▸ TASK DIRECTIONS:
Scan the data for "total" and copy the lines it appears in.

+ + +

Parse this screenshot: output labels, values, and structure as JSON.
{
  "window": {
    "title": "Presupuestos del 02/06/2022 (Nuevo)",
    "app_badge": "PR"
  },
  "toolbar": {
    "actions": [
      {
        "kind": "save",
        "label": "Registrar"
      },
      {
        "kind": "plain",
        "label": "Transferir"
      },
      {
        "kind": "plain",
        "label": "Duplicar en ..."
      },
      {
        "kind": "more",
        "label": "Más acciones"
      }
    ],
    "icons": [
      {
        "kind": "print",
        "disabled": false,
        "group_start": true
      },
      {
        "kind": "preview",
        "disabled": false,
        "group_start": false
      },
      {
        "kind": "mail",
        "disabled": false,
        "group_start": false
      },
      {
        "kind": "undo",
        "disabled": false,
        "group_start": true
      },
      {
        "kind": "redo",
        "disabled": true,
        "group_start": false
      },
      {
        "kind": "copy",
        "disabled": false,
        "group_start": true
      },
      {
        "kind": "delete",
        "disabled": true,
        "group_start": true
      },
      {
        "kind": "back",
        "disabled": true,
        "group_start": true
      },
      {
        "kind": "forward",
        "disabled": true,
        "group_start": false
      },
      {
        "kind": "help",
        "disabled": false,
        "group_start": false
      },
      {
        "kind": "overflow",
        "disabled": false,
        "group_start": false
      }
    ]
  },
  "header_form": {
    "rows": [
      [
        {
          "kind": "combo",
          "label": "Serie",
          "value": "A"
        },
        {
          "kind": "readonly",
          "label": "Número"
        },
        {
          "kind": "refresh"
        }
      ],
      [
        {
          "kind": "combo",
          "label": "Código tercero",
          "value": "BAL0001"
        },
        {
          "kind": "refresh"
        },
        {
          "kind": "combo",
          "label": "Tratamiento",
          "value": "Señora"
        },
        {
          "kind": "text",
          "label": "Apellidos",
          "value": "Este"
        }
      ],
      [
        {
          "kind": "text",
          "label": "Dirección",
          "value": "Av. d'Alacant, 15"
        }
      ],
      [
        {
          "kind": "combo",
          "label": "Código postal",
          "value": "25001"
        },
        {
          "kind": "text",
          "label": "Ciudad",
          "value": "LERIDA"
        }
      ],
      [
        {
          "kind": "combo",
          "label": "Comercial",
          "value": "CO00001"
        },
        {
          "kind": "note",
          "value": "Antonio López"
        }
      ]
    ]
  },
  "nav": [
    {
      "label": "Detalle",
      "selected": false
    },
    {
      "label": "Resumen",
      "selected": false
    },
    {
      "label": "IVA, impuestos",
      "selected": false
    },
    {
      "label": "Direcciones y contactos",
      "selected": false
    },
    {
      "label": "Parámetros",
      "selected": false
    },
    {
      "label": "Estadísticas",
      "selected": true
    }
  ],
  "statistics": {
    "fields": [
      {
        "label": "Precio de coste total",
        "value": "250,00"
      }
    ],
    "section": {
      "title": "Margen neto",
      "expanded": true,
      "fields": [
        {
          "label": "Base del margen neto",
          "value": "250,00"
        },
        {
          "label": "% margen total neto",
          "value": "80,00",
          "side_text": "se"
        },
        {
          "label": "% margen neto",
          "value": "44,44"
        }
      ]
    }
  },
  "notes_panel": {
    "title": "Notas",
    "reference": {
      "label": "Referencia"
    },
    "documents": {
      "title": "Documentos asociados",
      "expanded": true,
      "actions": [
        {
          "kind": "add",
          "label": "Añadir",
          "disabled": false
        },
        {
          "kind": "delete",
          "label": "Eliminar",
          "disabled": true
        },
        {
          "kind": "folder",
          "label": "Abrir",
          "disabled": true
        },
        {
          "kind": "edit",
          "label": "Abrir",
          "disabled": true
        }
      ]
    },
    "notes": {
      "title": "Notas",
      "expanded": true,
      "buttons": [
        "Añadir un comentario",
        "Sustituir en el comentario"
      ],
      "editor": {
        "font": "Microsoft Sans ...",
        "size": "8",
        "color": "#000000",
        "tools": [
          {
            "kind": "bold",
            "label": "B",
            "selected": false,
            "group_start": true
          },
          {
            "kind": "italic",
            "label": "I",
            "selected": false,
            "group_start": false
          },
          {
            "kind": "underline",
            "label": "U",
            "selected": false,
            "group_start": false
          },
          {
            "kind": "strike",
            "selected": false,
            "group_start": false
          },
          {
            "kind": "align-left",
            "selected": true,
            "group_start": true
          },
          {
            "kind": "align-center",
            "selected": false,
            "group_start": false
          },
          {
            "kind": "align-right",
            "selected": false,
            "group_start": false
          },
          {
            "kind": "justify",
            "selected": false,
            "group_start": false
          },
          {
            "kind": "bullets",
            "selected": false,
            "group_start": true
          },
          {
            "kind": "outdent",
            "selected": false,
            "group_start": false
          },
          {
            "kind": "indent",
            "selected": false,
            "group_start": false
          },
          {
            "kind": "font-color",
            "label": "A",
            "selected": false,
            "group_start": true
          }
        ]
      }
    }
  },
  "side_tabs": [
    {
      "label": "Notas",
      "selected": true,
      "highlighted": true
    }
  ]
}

+ + +

▸ ANSWER FOR THIS EXERCISE:
        "label": "Precio de coste total",
          "label": "% margen total neto",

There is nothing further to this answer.